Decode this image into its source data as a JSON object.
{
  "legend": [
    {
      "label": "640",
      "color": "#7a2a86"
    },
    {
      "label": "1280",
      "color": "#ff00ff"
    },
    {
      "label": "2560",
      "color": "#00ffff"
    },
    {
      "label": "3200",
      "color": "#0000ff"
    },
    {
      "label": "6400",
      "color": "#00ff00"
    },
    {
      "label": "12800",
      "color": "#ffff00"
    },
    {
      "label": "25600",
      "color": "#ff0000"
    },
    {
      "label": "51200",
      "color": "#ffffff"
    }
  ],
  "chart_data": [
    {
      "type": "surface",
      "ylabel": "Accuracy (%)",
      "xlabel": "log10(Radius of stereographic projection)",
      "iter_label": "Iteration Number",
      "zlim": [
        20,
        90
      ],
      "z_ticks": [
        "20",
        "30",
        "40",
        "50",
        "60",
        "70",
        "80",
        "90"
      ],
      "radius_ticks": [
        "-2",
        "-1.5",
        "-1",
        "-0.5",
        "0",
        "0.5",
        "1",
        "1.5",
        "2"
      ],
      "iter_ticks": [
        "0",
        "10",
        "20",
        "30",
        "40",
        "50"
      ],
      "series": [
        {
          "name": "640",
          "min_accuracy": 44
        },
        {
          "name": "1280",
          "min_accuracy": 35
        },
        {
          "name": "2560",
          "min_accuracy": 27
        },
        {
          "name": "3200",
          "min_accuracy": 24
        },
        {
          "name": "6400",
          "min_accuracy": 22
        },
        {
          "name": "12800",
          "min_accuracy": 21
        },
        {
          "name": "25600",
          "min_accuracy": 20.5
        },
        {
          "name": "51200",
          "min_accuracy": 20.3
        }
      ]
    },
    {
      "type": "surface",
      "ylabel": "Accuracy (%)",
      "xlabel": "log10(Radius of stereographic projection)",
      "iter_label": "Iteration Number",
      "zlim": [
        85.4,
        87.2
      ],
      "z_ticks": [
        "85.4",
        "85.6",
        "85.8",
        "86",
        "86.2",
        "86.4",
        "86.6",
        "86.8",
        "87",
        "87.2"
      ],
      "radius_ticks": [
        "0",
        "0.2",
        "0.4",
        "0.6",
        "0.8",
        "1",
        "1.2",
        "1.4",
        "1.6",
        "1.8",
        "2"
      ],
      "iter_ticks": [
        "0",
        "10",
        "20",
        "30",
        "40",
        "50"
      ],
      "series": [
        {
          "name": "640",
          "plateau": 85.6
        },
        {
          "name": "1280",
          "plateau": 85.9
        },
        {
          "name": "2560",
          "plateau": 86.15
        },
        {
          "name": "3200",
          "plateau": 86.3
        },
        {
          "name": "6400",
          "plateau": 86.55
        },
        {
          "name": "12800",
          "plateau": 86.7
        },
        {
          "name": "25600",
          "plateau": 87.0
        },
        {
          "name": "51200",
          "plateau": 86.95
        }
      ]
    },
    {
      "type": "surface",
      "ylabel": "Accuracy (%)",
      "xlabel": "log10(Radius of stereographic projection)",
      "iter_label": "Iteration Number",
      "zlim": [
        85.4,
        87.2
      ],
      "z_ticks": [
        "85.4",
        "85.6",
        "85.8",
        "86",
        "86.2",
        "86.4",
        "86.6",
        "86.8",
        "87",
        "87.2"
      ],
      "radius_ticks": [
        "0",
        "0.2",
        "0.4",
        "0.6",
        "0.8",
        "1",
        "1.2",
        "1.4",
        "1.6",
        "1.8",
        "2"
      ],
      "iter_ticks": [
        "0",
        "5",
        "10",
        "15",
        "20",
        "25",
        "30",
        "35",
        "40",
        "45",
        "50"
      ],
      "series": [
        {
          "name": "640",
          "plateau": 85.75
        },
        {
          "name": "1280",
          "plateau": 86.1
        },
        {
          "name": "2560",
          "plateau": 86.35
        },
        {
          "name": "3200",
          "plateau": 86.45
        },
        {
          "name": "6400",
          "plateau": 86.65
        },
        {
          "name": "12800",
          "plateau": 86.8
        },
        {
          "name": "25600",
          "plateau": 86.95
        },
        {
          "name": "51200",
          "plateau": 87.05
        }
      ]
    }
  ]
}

━━━

■ Written exercise ■
Copy the records above exactly as they appear.

■ Result below ■
Decode this image into its source data as a JSON object.
{
  "legend": [
    {
      "label": "640",
      "color": "#7a2a86"
    },
    {
      "label": "1280",
      "color": "#ff00ff"
    },
    {
      "label": "2560",
      "color": "#00ffff"
    },
    {
      "label": "3200",
      "color": "#0000ff"
    },
    {
      "label": "6400",
      "color": "#00ff00"
    },
    {
      "label": "12800",
      "color": "#ffff00"
    },
    {
      "label": "25600",
      "color": "#ff0000"
    },
    {
      "label": "51200",
      "color": "#ffffff"
    }
  ],
  "chart_data": [
    {
      "type": "surface",
      "ylabel": "Accuracy (%)",
      "xlabel": "log10(Radius of stereographic projection)",
      "iter_label": "Iteration Number",
      "zlim": [
        20,
        90
      ],
      "z_ticks": [
        "20",
        "30",
        "40",
        "50",
        "60",
        "70",
        "80",
        "90"
      ],
      "radius_ticks": [
        "-2",
        "-1.5",
        "-1",
        "-0.5",
        "0",
        "0.5",
        "1",
        "1.5",
        "2"
      ],
      "iter_ticks": [
        "0",
        "10",
        "20",
        "30",
        "40",
        "50"
      ],
      "series": [
        {
          "name": "640",
          "min_accuracy": 44
        },
        {
          "name": "1280",
          "min_accuracy": 35
        },
        {
          "name": "2560",
          "min_accuracy": 27
        },
        {
          "name": "3200",
          "min_accuracy": 24
        },
        {
          "name": "6400",
          "min_accuracy": 22
        },
        {
          "name": "12800",
          "min_accuracy": 21
        },
        {
          "name": "25600",
          "min_accuracy": 20.5
        },
        {
          "name": "51200",
          "min_accuracy": 20.3
        }
      ]
    },
    {
      "type": "surface",
      "ylabel": "Accuracy (%)",
      "xlabel": "log10(Radius of stereographic projection)",
      "iter_label": "Iteration Number",
      "zlim": [
        85.4,
        87.2
      ],
      "z_ticks": [
        "85.4",
        "85.6",
        "85.8",
        "86",
        "86.2",
        "86.4",
        "86.6",
        "86.8",
        "87",
        "87.2"
      ],
      "radius_ticks": [
        "0",
        "0.2",
        "0.4",
        "0.6",
        "0.8",
        "1",
        "1.2",
        "1.4",
        "1.6",
        "1.8",
        "2"
      ],
      "iter_ticks": [
        "0",
        "10",
        "20",
        "30",
        "40",
        "50"
      ],
      "series": [
        {
          "name": "640",
          "plateau": 85.6
        },
        {
          "name": "1280",
          "plateau": 85.9
        },
        {
          "name": "2560",
          "plateau": 86.15
        },
        {
          "name": "3200",
          "plateau": 86.3
        },
        {
          "name": "6400",
          "plateau": 86.55
        },
        {
          "name": "12800",
          "plateau": 86.7
        },
        {
          "name": "25600",
          "plateau": 87.0
        },
        {
          "name": "51200",
          "plateau": 86.95
        }
      ]
    },
    {
      "type": "surface",
      "ylabel": "Accuracy (%)",
      "xlabel": "log10(Radius of stereographic projection)",
      "iter_label": "Iteration Number",
      "zlim": [
        85.4,
        87.2
      ],
      "z_ticks": [
        "85.4",
        "85.6",
        "85.8",
        "86",
        "86.2",
        "86.4",
        "86.6",
        "86.8",
        "87",
        "87.2"
      ],
      "radius_ticks": [
        "0",
        "0.2",
        "0.4",
        "0.6",
        "0.8",
        "1",
        "1.2",
        "1.4",
        "1.6",
        "1.8",
        "2"
      ],
      "iter_ticks": [
        "0",
        "5",
        "10",
        "15",
        "20",
        "25",
        "30",
        "35",
        "40",
        "45",
        "50"
      ],
      "series": [
        {
          "name": "640",
          "plateau": 85.75
        },
        {
          "name": "1280",
          "plateau": 86.1
        },
        {
          "name": "2560",
          "plateau": 86.35
        },
        {
          "name": "3200",
          "plateau": 86.45
        },
        {
          "name": "6400",
          "plateau": 86.65
        },
        {
          "name": "12800",
          "plateau": 86.8
        },
        {
          "name": "25600",
          "plateau": 86.95
        },
        {
          "name": "51200",
          "plateau": 87.05
        }
      ]
    }
  ]
}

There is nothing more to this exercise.